Listing:
☆ ☆ ☆ ☆ ☆ ☆ ☆

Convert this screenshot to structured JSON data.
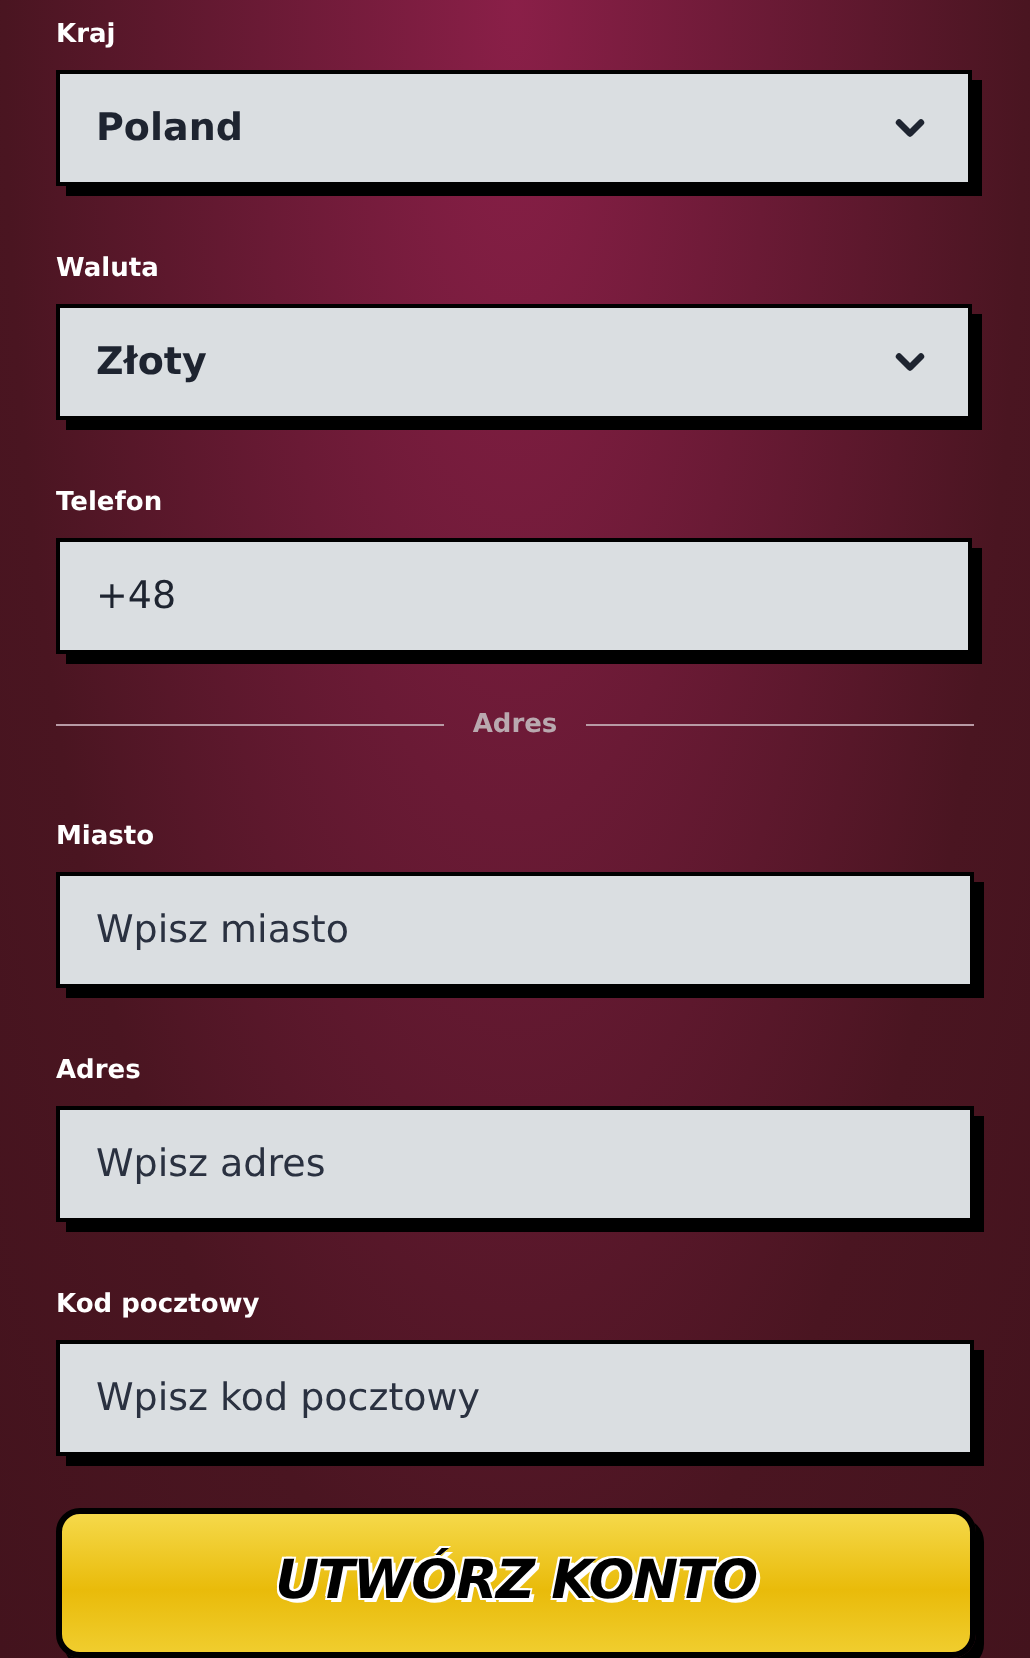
{
  "fields_top": [
    {
      "label": "Kraj",
      "kind": "select",
      "value": "Poland"
    },
    {
      "label": "Waluta",
      "kind": "select",
      "value": "Złoty"
    },
    {
      "label": "Telefon",
      "kind": "input",
      "value": "+48"
    }
  ],
  "divider": "Adres",
  "fields_address": [
    {
      "label": "Miasto",
      "kind": "input",
      "placeholder": "Wpisz miasto"
    },
    {
      "label": "Adres",
      "kind": "input",
      "placeholder": "Wpisz adres"
    },
    {
      "label": "Kod pocztowy",
      "kind": "input",
      "placeholder": "Wpisz kod pocztowy"
    }
  ],
  "submit_button": "UTWÓRZ KONTO"
}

☆ ☆ ☆ ☆ ☆ ☆ ☆

Exercise objective: Do not include images; quote all of the entries above exactly.

Solution to this exercise:
Convert this screenshot to structured JSON data.
{
  "fields_top": [
    {
      "label": "Kraj",
      "kind": "select",
      "value": "Poland"
    },
    {
      "label": "Waluta",
      "kind": "select",
      "value": "Złoty"
    },
    {
      "label": "Telefon",
      "kind": "input",
      "value": "+48"
    }
  ],
  "divider": "Adres",
  "fields_address": [
    {
      "label": "Miasto",
      "kind": "input",
      "placeholder": "Wpisz miasto"
    },
    {
      "label": "Adres",
      "kind": "input",
      "placeholder": "Wpisz adres"
    },
    {
      "label": "Kod pocztowy",
      "kind": "input",
      "placeholder": "Wpisz kod pocztowy"
    }
  ],
  "submit_button": "UTWÓRZ KONTO"
}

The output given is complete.